DIRECTIVE 1:
Answer these questions on the passage about disruption:
(a) What topics did conversations about phones once center on?
(b) What do hotels now feel the sting of?
(c) Who launched Breather?
DIRECTIVE 2: Set down the passage about disruption word for word, from "It’s Not Exactly" to "business, and more.".

start TEXT

People grumble “paper books, grr grr, forever” and sales of digital books are through the roof. We used to talk about phone coverage maps and minutes per month, and now the only conversation is apps and maybe Android vs iOS. Should you be on social media? Is blogging dead? Is the future already behind us?

It’s Not Exactly “Unpredictable” But It’s Tricky

The way to best understand what will work and what won’t is by understanding what facilitates easier/better/faster/something-else-er changes. First, hotels were a bit thrashed by online price discount sites. Now, they feel the sting of AirBNB as a viable alternative to staying in a hotel. Car rental companies couldn’t predict ZipCar being something more than a novelty for nerds. Crowdsourcing seemed like a great way to promote idea sharing, but it wasn’t a real business, oh, and then it was (Kickstarter, Indiegogo, etc). My co-author of two of my books, Julien Smith launched Breather, which will no doubt disrupt spaces. I’m fascinated by how Square has disrupted point-of-sale cash register business, credit card merchant business, and more.

end TEXT
start RECORDS

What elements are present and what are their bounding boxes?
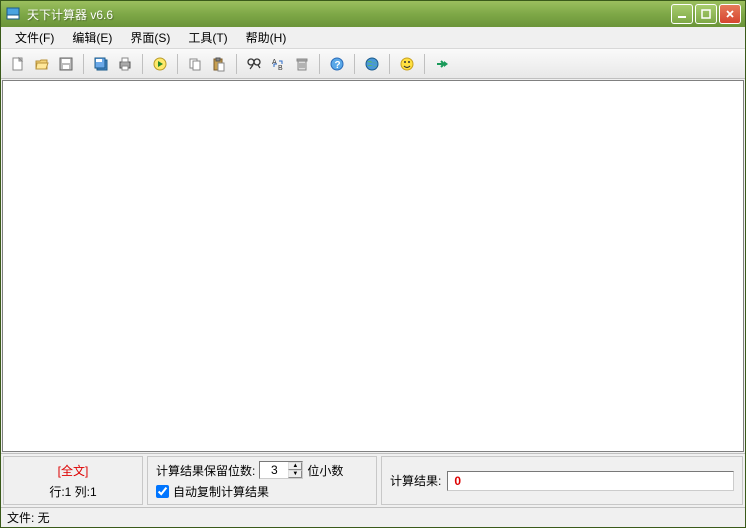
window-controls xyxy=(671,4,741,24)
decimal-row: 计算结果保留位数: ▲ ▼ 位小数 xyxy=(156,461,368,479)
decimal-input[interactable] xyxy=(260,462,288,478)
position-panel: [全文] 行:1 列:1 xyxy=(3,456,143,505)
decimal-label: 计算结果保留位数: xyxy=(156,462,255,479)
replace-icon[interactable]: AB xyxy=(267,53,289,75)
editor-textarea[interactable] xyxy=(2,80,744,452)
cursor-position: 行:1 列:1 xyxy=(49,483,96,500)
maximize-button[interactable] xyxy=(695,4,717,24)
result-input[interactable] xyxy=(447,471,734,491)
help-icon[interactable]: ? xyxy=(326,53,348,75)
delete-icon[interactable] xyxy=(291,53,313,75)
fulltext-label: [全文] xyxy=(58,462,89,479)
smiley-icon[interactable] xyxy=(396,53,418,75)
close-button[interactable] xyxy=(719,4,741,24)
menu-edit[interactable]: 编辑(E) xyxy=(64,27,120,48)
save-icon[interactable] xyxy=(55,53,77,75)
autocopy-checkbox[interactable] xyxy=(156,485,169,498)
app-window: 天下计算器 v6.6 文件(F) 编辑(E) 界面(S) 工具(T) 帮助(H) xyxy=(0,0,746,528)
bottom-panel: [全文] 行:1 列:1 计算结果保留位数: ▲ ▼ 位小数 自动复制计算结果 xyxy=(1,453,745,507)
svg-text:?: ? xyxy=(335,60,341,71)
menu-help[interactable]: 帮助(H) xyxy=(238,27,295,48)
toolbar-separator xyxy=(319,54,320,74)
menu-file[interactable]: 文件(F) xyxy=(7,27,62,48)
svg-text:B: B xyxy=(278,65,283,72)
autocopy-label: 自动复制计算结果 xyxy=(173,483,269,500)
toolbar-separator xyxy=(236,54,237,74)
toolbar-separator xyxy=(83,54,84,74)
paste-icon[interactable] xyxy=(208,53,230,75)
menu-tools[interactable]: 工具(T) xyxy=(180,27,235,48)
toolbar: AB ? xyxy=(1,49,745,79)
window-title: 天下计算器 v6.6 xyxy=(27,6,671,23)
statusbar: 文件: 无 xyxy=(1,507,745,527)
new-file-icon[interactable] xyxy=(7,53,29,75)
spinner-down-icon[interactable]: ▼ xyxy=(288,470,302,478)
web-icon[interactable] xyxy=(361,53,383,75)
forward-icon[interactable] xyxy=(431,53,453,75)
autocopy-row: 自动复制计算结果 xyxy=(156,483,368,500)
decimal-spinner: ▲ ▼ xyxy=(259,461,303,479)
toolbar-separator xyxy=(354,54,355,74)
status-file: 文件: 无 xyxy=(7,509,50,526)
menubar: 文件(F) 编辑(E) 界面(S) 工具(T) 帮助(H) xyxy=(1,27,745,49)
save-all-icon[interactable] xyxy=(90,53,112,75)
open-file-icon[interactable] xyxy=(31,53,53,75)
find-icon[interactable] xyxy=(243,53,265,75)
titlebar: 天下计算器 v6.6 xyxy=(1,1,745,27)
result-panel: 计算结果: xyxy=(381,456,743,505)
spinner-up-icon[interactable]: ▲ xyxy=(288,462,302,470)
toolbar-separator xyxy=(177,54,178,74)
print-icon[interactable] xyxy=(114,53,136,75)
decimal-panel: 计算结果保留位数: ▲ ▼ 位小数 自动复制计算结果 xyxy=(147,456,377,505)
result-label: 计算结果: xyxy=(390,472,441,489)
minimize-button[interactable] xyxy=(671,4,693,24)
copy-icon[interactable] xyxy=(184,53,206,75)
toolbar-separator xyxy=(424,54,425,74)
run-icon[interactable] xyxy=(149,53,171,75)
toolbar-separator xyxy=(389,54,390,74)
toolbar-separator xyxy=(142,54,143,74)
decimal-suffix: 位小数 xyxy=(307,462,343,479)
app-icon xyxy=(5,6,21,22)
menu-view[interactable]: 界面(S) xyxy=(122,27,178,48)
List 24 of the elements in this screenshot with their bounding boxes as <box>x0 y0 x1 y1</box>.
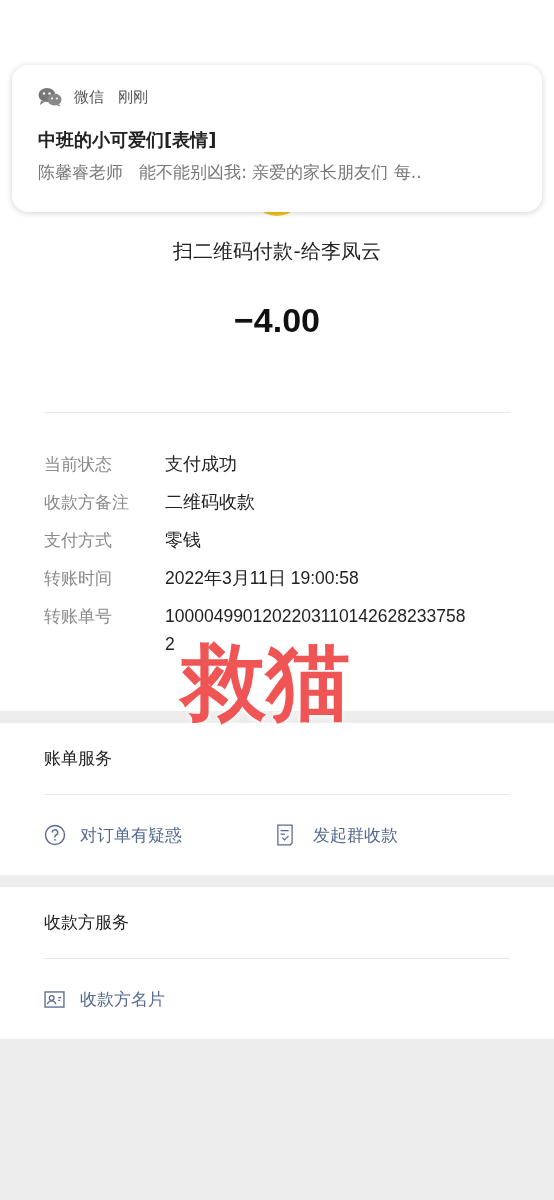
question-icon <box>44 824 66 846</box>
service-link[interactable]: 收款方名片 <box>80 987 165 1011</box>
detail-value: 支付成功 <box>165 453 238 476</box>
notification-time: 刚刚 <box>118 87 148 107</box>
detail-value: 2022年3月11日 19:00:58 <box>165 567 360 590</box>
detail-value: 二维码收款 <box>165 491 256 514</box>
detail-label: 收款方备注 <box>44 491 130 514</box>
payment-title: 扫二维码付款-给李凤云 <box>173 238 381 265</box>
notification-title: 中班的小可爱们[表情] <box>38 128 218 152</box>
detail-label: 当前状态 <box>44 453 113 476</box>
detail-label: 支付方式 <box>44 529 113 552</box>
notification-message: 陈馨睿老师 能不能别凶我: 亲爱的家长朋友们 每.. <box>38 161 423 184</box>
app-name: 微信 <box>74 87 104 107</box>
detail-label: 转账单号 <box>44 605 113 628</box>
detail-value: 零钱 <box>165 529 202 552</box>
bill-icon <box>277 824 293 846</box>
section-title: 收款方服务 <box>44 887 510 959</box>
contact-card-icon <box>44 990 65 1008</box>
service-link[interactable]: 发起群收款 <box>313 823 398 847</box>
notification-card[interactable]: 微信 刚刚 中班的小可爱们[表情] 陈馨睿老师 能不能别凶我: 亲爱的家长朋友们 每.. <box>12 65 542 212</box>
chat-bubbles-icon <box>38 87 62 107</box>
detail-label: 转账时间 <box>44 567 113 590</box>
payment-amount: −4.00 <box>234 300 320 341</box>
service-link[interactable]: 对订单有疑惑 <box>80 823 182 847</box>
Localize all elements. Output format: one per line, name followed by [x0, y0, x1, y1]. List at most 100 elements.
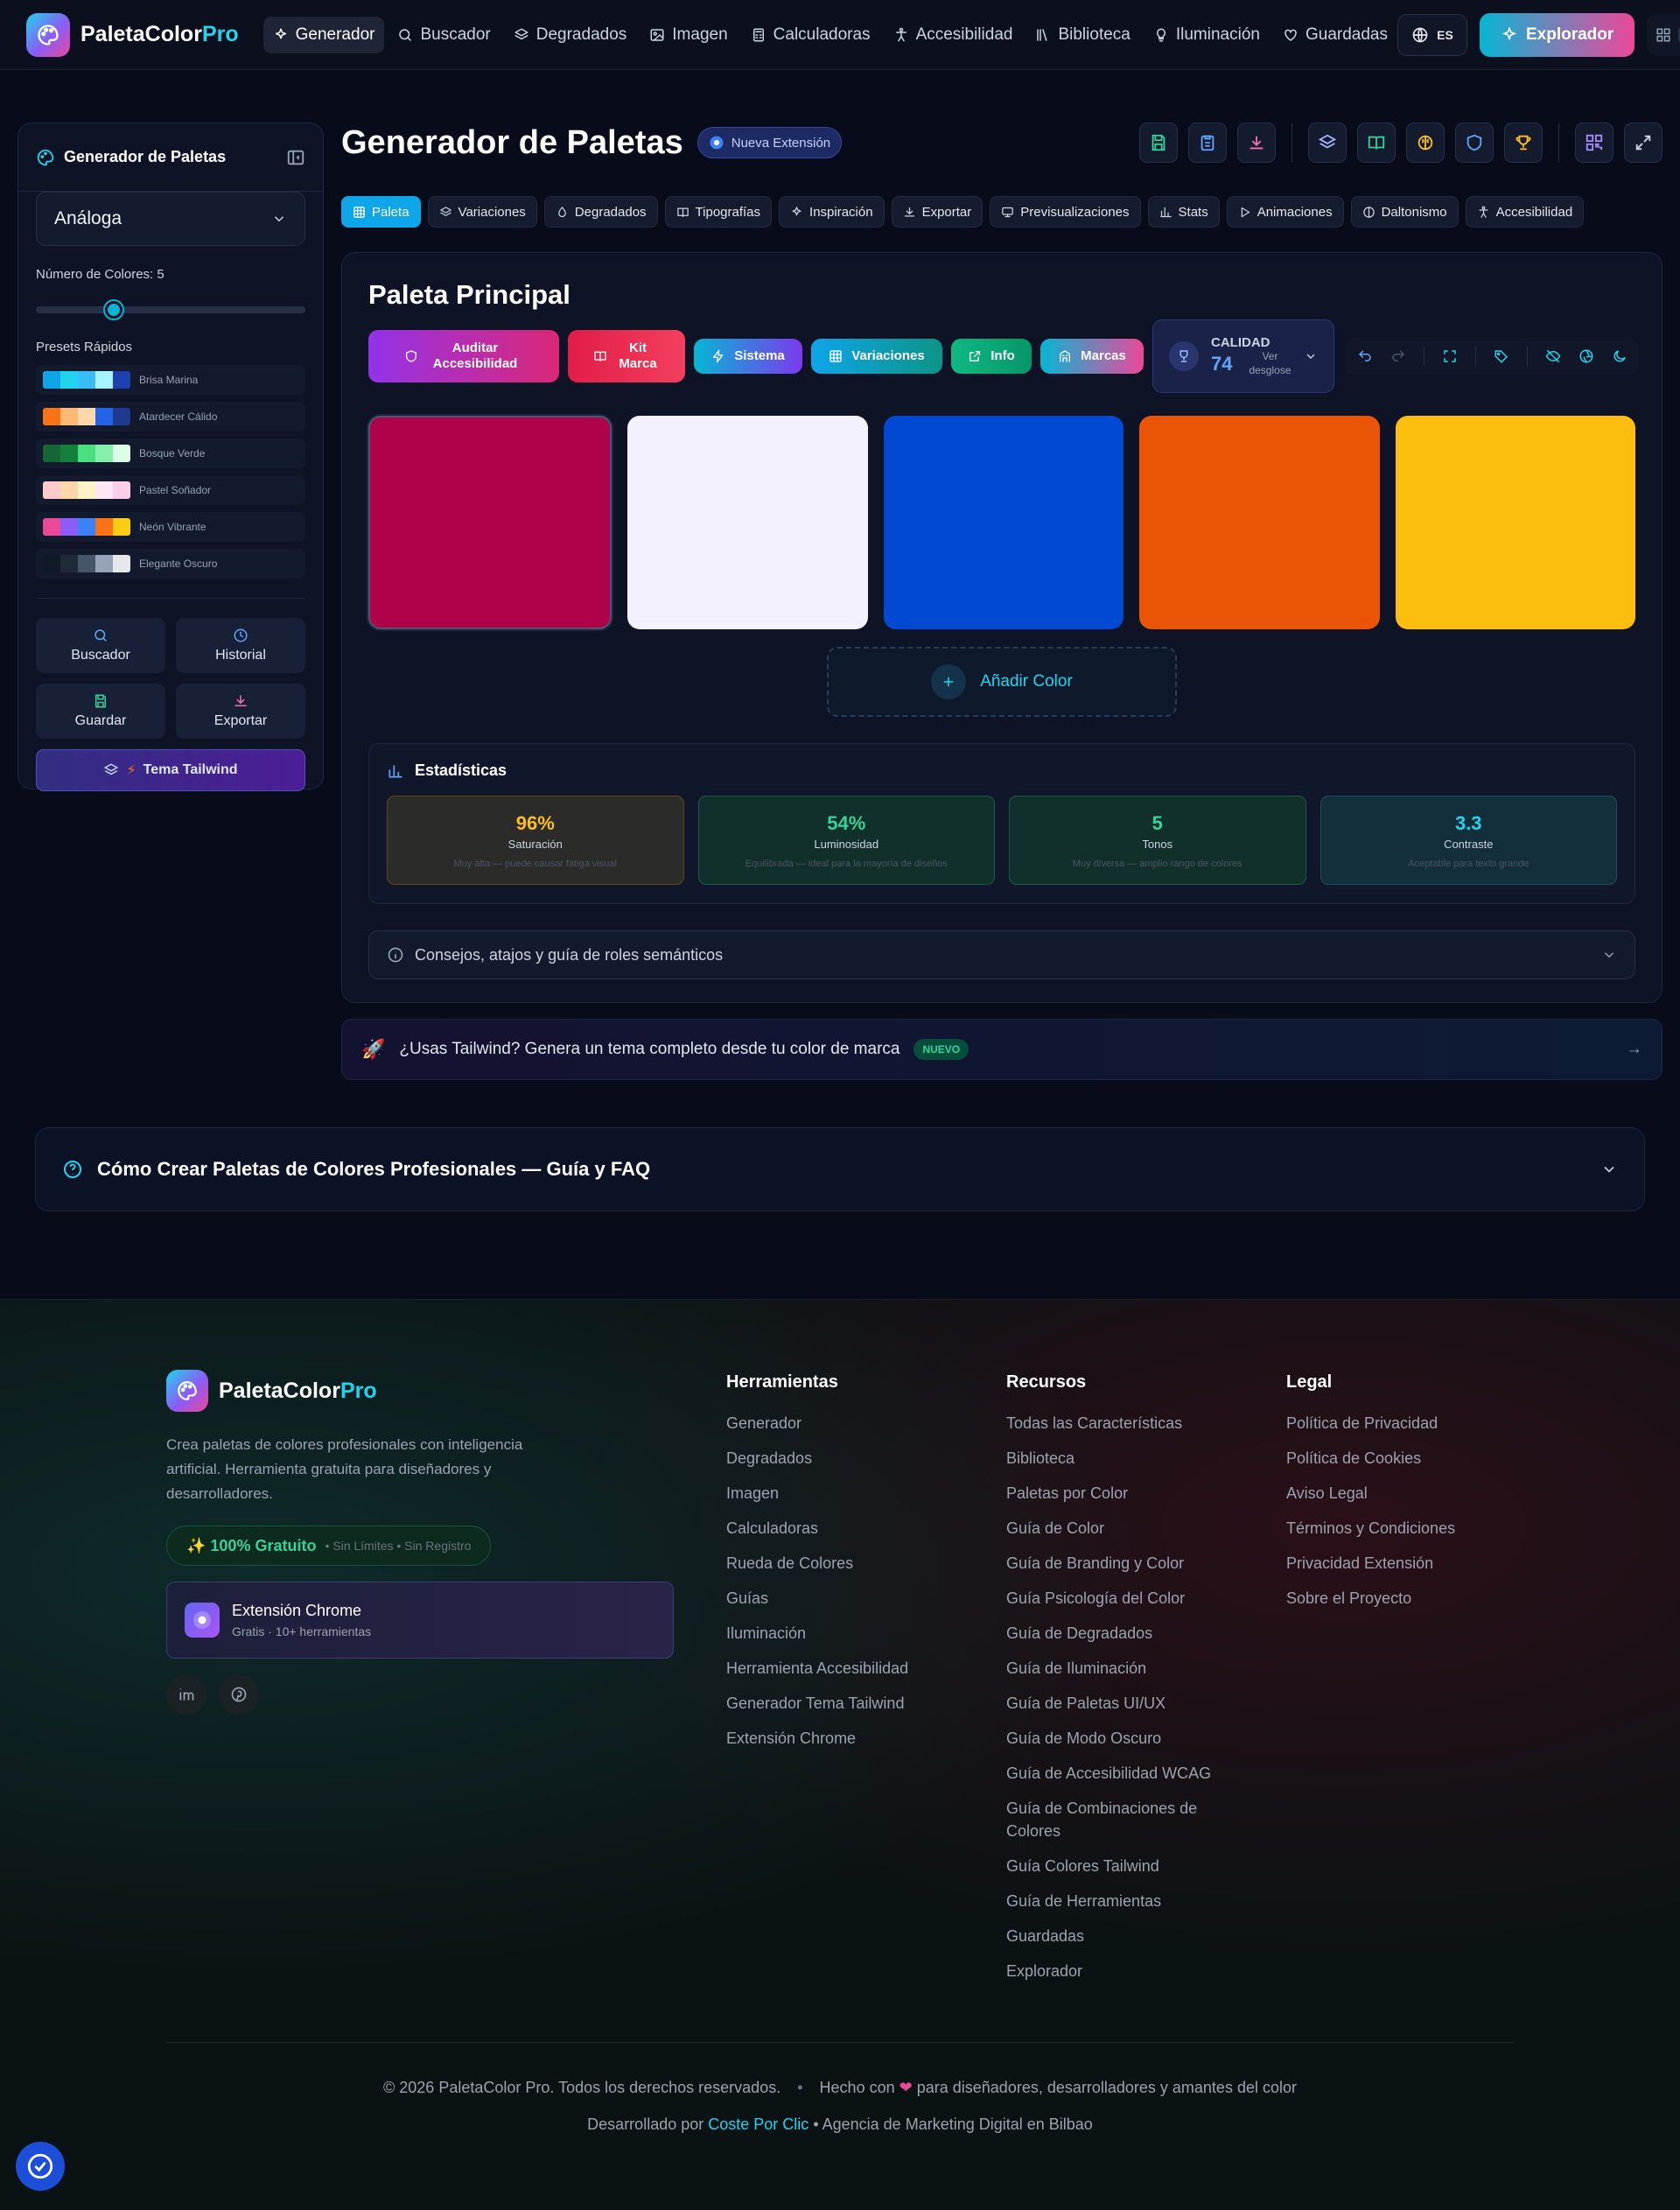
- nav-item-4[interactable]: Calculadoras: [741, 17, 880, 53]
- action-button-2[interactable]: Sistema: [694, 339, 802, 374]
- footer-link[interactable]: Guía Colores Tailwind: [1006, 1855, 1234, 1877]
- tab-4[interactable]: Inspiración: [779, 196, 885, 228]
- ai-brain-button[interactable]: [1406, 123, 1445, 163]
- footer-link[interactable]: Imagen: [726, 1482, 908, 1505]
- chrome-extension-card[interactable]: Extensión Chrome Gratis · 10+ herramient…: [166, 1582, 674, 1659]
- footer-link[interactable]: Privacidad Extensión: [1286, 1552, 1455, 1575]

end RECORDS

FINAL RESULT 1:
(a) Phone coverage maps and minutes per month.
(b) AirBNB, as a viable alternative to staying in a hotel.
(c) Julien Smith.

FINAL RESULT 2:
It’s Not Exactly “Unpredictable” But It’s Tricky

The way to best understand what will work and what won’t is by understanding what facilitates easier/better/faster/something-else-er changes. First, hotels were a bit thrashed by online price discount sites. Now, they feel the sting of AirBNB as a viable alternative to staying in a hotel. Car rental companies couldn’t predict ZipCar being something more than a novelty for nerds. Crowdsourcing seemed like a great way to promote idea sharing, but it wasn’t a real business, oh, and then it was (Kickstarter, Indiegogo, etc). My co-author of two of my books, Julien Smith launched Breather, which will no doubt disrupt spaces. I’m fascinated by how Square has disrupted point-of-sale cash register business, credit card merchant business, and more.